- _SHORT PROBLEM_: Locate and copy all lines bearing the word "Szkół".

- _RECORDS SUPPLIED_:
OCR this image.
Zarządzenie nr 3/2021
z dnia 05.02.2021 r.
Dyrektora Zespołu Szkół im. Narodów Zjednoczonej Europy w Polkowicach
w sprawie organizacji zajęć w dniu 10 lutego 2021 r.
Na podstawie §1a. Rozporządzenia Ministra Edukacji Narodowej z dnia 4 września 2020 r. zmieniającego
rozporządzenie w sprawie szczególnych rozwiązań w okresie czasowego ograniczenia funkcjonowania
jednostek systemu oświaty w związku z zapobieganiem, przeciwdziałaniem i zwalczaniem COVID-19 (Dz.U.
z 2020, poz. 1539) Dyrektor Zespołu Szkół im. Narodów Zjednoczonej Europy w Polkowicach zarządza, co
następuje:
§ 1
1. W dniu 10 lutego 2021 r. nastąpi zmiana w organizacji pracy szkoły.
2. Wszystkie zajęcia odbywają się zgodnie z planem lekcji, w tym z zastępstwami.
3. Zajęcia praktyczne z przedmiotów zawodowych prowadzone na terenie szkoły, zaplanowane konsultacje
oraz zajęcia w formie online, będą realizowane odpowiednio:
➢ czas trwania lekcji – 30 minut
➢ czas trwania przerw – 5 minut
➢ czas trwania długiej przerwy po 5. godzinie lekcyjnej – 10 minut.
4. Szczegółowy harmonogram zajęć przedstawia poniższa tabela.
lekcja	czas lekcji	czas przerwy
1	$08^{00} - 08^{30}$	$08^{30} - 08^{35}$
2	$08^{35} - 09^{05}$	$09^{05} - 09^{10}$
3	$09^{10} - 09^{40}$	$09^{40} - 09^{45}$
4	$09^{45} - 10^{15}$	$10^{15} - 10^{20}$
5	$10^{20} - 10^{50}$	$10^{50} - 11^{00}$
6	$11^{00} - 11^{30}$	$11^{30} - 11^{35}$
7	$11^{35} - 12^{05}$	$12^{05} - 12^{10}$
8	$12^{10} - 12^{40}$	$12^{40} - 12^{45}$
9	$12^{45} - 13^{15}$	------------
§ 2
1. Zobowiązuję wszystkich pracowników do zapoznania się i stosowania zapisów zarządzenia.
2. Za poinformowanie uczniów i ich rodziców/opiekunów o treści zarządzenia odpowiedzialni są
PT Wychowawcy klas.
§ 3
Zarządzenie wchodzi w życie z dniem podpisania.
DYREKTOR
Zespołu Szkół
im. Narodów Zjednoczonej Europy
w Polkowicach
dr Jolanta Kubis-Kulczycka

--

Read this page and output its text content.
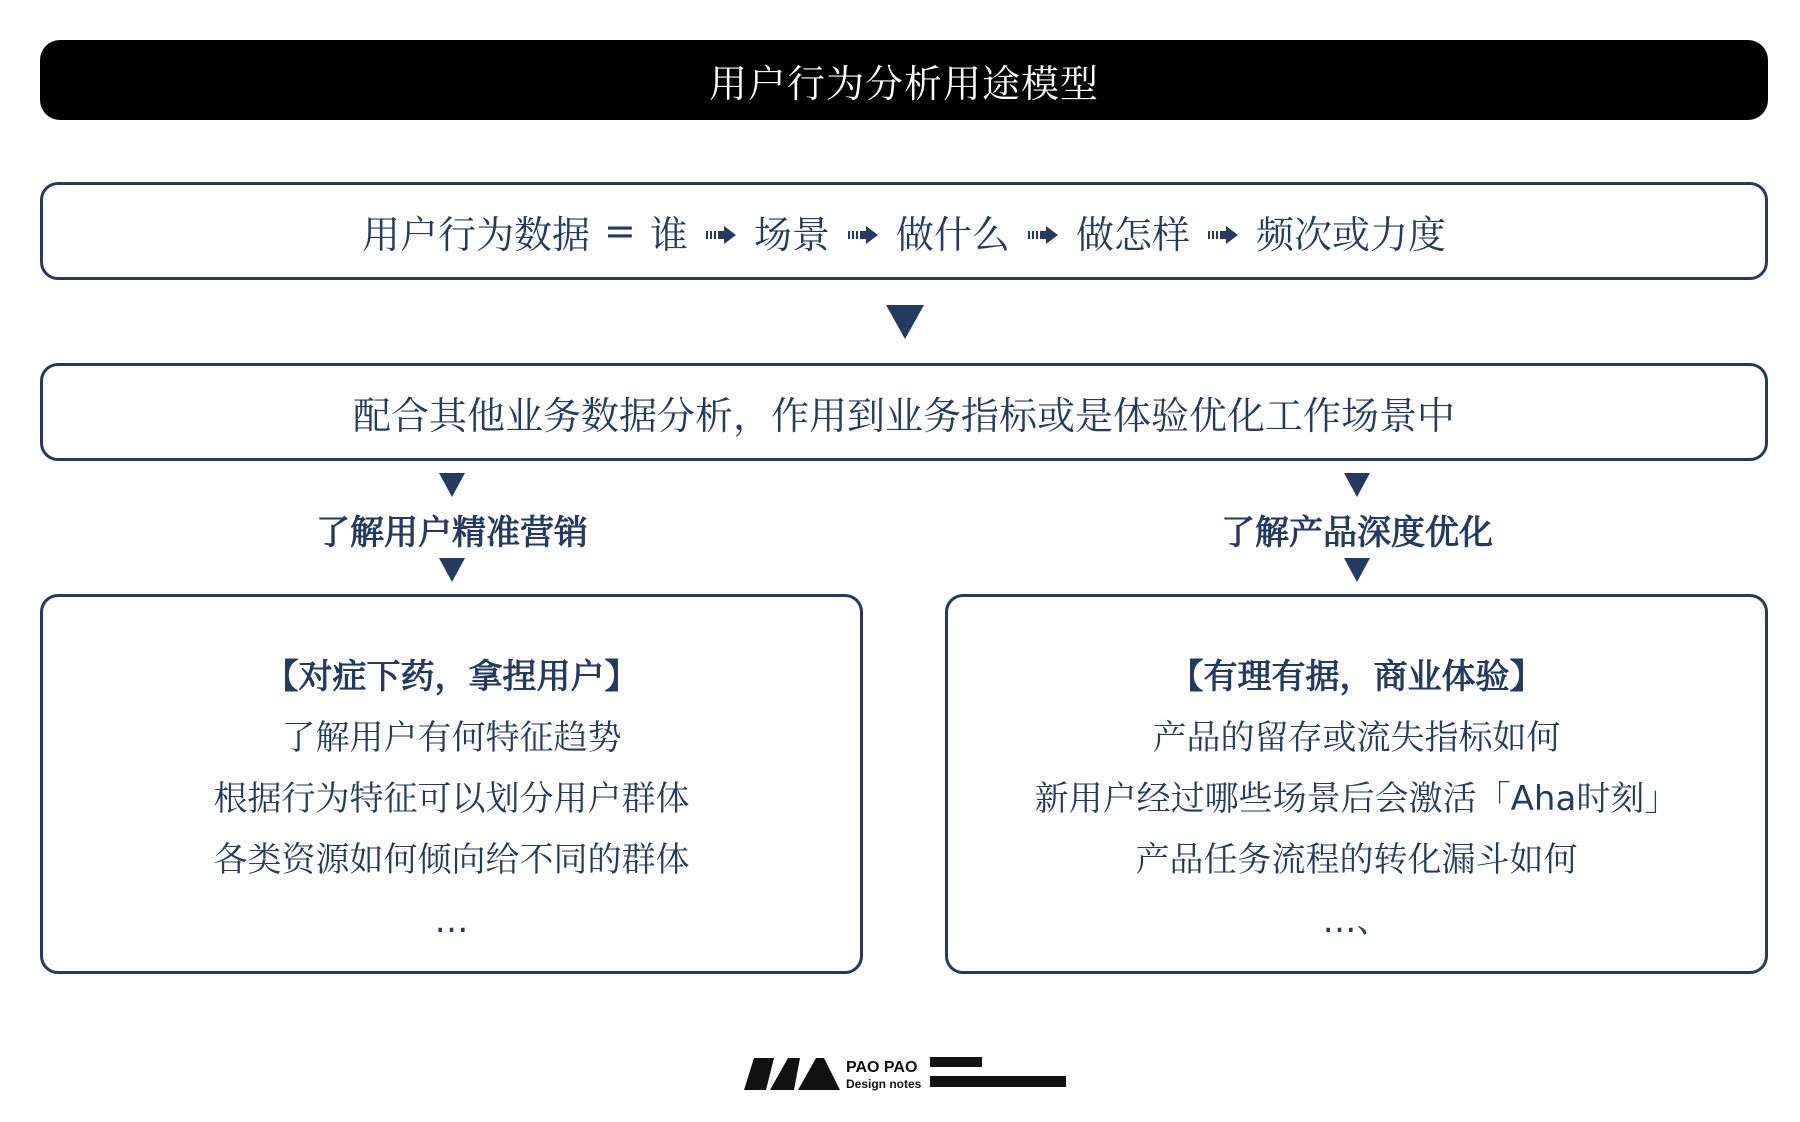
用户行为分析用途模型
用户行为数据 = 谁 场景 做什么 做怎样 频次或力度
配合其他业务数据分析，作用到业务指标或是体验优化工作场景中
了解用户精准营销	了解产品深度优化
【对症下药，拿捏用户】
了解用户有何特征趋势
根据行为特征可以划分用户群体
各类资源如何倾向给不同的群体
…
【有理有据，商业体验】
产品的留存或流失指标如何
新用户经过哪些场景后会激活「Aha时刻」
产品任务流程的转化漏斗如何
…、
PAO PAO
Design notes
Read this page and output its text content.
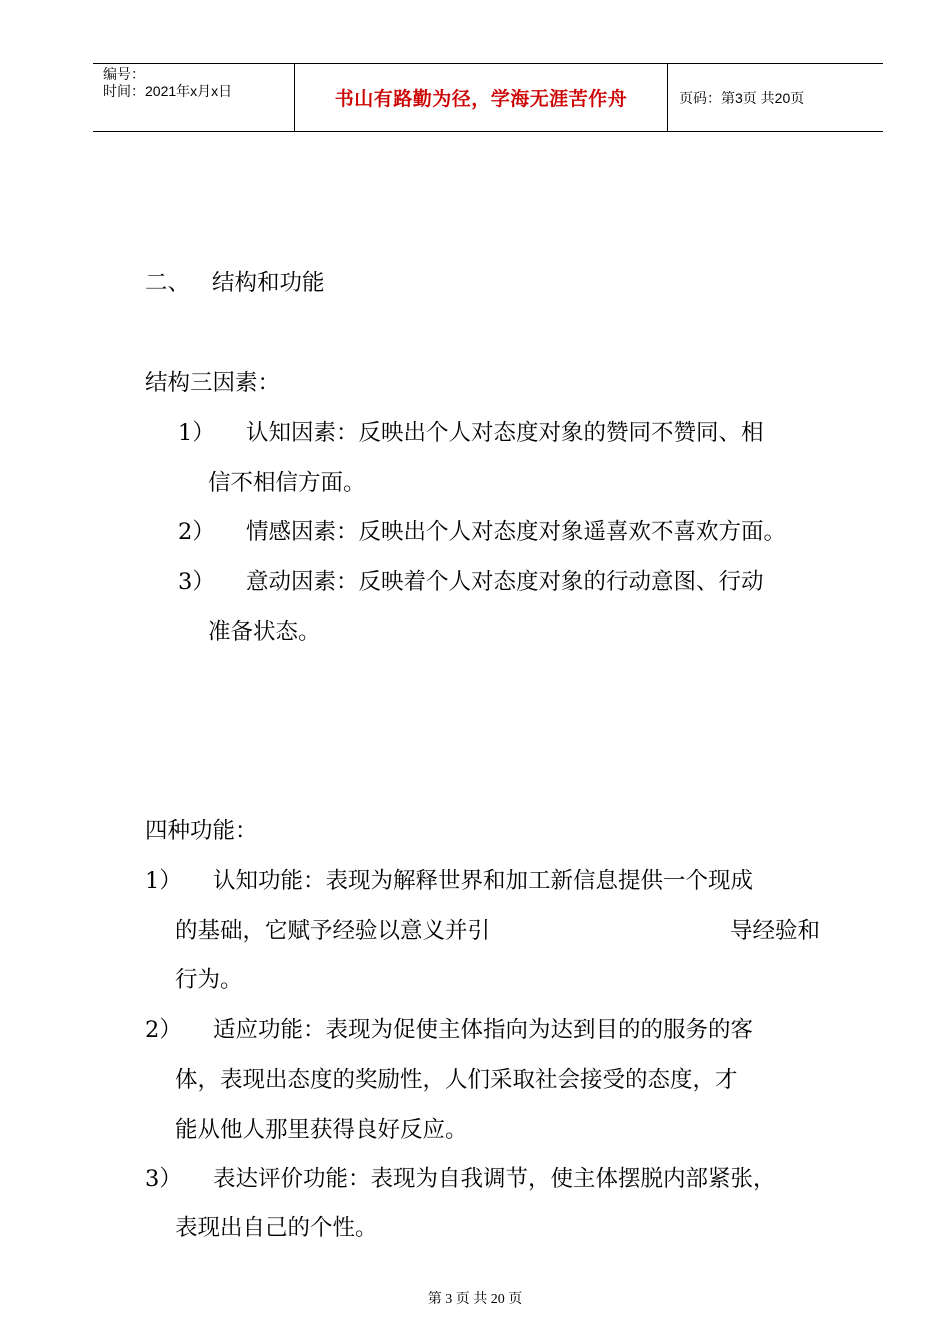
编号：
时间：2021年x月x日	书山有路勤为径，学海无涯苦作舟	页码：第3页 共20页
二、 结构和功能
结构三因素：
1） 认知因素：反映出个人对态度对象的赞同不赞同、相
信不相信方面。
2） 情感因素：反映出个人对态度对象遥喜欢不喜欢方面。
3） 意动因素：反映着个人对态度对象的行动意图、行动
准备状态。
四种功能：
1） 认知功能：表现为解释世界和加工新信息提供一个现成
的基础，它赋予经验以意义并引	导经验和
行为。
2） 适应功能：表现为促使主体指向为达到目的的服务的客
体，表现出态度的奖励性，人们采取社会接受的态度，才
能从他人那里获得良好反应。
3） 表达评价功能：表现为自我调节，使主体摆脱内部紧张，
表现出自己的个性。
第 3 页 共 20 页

- _ANSWER TO THIS TASK_:
Dyrektora Zespołu Szkół im. Narodów Zjednoczonej Europy w Polkowicach
z 2020, poz. 1539) Dyrektor Zespołu Szkół im. Narodów Zjednoczonej Europy w Polkowicach zarządza, co
Zespołu Szkół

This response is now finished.